# Aim
Reproduce the listing below exactly, minus its pictures.

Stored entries
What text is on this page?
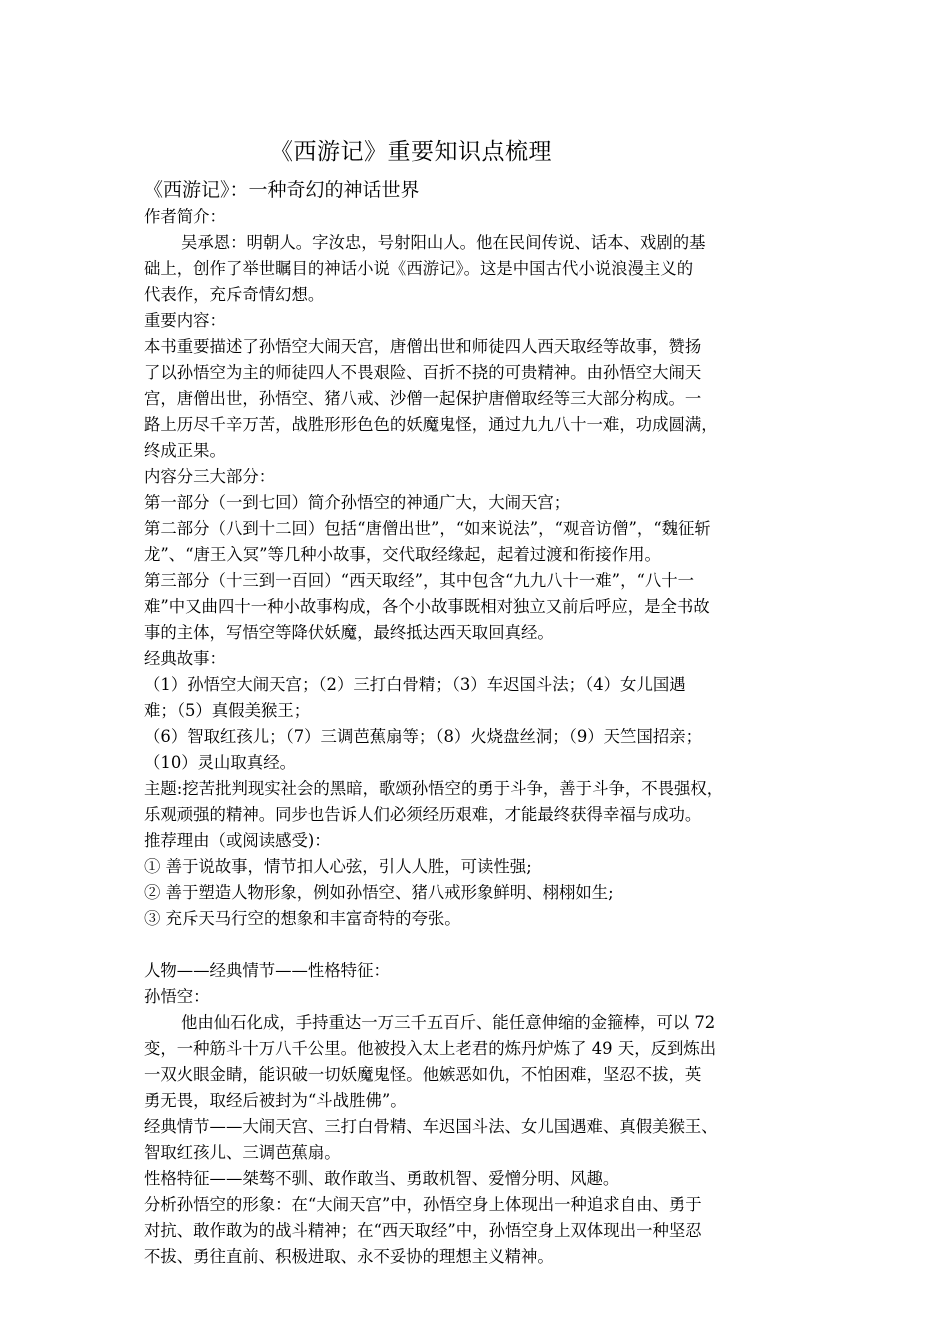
《西游记》重要知识点梳理

《西游记》：一种奇幻的神话世界

作者简介：

吴承恩：明朝人。字汝忠，号射阳山人。他在民间传说、话本、戏剧的基

础上，创作了举世瞩目的神话小说《西游记》。这是中国古代小说浪漫主义的

代表作，充斥奇情幻想。

重要内容：

本书重要描述了孙悟空大闹天宫，唐僧出世和师徒四人西天取经等故事，赞扬

了以孙悟空为主的师徒四人不畏艰险、百折不挠的可贵精神。由孙悟空大闹天

宫，唐僧出世，孙悟空、猪八戒、沙僧一起保护唐僧取经等三大部分构成。一

路上历尽千辛万苦，战胜形形色色的妖魔鬼怪，通过九九八十一难，功成圆满，

终成正果。

内容分三大部分：

第一部分（一到七回）简介孙悟空的神通广大，大闹天宫；

第二部分（八到十二回）包括“唐僧出世”，“如来说法”，“观音访僧”，“魏征斩

龙”、“唐王入冥”等几种小故事，交代取经缘起，起着过渡和衔接作用。

第三部分（十三到一百回）“西天取经”，其中包含“九九八十一难”，“八十一

难”中又曲四十一种小故事构成，各个小故事既相对独立又前后呼应，是全书故

事的主体，写悟空等降伏妖魔，最终抵达西天取回真经。

经典故事：

（1）孙悟空大闹天宫；（2）三打白骨精；（3）车迟国斗法；（4）女儿国遇

难；（5）真假美猴王；

（6）智取红孩儿；（7）三调芭蕉扇等；（8）火烧盘丝洞；（9）天竺国招亲；

（10）灵山取真经。

主题:挖苦批判现实社会的黑暗，歌颂孙悟空的勇于斗争，善于斗争，不畏强权，

乐观顽强的精神。同步也告诉人们必须经历艰难，才能最终获得幸福与成功。

推荐理由（或阅读感受)：

① 善于说故事，情节扣人心弦，引人人胜，可读性强;

② 善于塑造人物形象，例如孙悟空、猪八戒形象鲜明、栩栩如生;

③ 充斥天马行空的想象和丰富奇特的夸张。

人物——经典情节——性格特征：

孙悟空：

他由仙石化成，手持重达一万三千五百斤、能任意伸缩的金箍棒，可以 72

变，一种筋斗十万八千公里。他被投入太上老君的炼丹炉炼了 49 天，反到炼出

一双火眼金睛，能识破一切妖魔鬼怪。他嫉恶如仇，不怕困难，坚忍不拔，英

勇无畏，取经后被封为“斗战胜佛”。

经典情节——大闹天宫、三打白骨精、车迟国斗法、女儿国遇难、真假美猴王、

智取红孩儿、三调芭蕉扇。

性格特征——桀骜不驯、敢作敢当、勇敢机智、爱憎分明、风趣。

分析孙悟空的形象：在“大闹天宫”中，孙悟空身上体现出一种追求自由、勇于

对抗、敢作敢为的战斗精神；在“西天取经”中，孙悟空身上双体现出一种坚忍

不拔、勇往直前、积极进取、永不妥协的理想主义精神。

# Task solution
What text is on this page?
《西游记》重要知识点梳理

《西游记》：一种奇幻的神话世界

作者简介：

吴承恩：明朝人。字汝忠，号射阳山人。他在民间传说、话本、戏剧的基

础上，创作了举世瞩目的神话小说《西游记》。这是中国古代小说浪漫主义的

代表作，充斥奇情幻想。

重要内容：

本书重要描述了孙悟空大闹天宫，唐僧出世和师徒四人西天取经等故事，赞扬

了以孙悟空为主的师徒四人不畏艰险、百折不挠的可贵精神。由孙悟空大闹天

宫，唐僧出世，孙悟空、猪八戒、沙僧一起保护唐僧取经等三大部分构成。一

路上历尽千辛万苦，战胜形形色色的妖魔鬼怪，通过九九八十一难，功成圆满，

终成正果。

内容分三大部分：

第一部分（一到七回）简介孙悟空的神通广大，大闹天宫；

第二部分（八到十二回）包括“唐僧出世”，“如来说法”，“观音访僧”，“魏征斩

龙”、“唐王入冥”等几种小故事，交代取经缘起，起着过渡和衔接作用。

第三部分（十三到一百回）“西天取经”，其中包含“九九八十一难”，“八十一

难”中又曲四十一种小故事构成，各个小故事既相对独立又前后呼应，是全书故

事的主体，写悟空等降伏妖魔，最终抵达西天取回真经。

经典故事：

（1）孙悟空大闹天宫；（2）三打白骨精；（3）车迟国斗法；（4）女儿国遇

难；（5）真假美猴王；

（6）智取红孩儿；（7）三调芭蕉扇等；（8）火烧盘丝洞；（9）天竺国招亲；

（10）灵山取真经。

主题:挖苦批判现实社会的黑暗，歌颂孙悟空的勇于斗争，善于斗争，不畏强权，

乐观顽强的精神。同步也告诉人们必须经历艰难，才能最终获得幸福与成功。

推荐理由（或阅读感受)：

① 善于说故事，情节扣人心弦，引人人胜，可读性强;

② 善于塑造人物形象，例如孙悟空、猪八戒形象鲜明、栩栩如生;

③ 充斥天马行空的想象和丰富奇特的夸张。

人物——经典情节——性格特征：

孙悟空：

他由仙石化成，手持重达一万三千五百斤、能任意伸缩的金箍棒，可以 72

变，一种筋斗十万八千公里。他被投入太上老君的炼丹炉炼了 49 天，反到炼出

一双火眼金睛，能识破一切妖魔鬼怪。他嫉恶如仇，不怕困难，坚忍不拔，英

勇无畏，取经后被封为“斗战胜佛”。

经典情节——大闹天宫、三打白骨精、车迟国斗法、女儿国遇难、真假美猴王、

智取红孩儿、三调芭蕉扇。

性格特征——桀骜不驯、敢作敢当、勇敢机智、爱憎分明、风趣。

分析孙悟空的形象：在“大闹天宫”中，孙悟空身上体现出一种追求自由、勇于

对抗、敢作敢为的战斗精神；在“西天取经”中，孙悟空身上双体现出一种坚忍

不拔、勇往直前、积极进取、永不妥协的理想主义精神。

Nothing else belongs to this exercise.